** START Record extracts **
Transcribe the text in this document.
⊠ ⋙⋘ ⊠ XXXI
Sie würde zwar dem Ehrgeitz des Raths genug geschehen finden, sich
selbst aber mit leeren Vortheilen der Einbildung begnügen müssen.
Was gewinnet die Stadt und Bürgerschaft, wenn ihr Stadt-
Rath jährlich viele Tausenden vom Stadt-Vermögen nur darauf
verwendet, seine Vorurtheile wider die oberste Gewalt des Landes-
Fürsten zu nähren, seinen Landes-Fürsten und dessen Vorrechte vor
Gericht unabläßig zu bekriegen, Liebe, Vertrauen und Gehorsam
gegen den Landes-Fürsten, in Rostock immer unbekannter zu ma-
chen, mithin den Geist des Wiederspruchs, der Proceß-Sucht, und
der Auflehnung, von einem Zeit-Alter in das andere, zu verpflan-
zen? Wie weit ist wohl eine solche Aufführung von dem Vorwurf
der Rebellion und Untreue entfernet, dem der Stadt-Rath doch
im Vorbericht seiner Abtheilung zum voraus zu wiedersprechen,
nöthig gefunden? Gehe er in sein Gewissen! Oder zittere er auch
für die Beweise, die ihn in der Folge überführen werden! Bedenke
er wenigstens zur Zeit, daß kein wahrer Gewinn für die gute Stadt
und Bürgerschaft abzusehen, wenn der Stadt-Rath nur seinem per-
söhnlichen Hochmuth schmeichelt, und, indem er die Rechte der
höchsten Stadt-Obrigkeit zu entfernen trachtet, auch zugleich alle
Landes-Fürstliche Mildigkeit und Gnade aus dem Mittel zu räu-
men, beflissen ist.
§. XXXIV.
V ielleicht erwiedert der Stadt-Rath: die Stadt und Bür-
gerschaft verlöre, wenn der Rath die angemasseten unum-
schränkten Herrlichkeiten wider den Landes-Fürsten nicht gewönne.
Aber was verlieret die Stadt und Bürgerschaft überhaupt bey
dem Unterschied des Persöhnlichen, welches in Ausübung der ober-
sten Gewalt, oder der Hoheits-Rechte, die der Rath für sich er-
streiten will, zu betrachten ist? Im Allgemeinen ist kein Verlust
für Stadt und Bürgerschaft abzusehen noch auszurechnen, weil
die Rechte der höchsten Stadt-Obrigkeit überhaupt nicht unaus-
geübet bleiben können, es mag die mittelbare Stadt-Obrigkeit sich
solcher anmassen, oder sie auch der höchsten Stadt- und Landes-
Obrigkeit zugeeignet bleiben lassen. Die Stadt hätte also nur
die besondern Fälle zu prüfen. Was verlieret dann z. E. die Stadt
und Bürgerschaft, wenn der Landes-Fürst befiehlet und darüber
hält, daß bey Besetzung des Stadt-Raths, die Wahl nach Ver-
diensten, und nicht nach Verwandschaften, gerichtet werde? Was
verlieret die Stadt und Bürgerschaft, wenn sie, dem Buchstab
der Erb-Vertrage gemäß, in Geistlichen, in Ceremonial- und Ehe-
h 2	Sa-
** END Record extracts **
What is required: Return every line in the listing that contains the word "sich".

Response:
Sie würde zwar dem Ehrgeitz des Raths genug geschehen finden, sich
sten Gewalt, oder der Hoheits-Rechte, die der Rath für sich er-
geübet bleiben können, es mag die mittelbare Stadt-Obrigkeit sich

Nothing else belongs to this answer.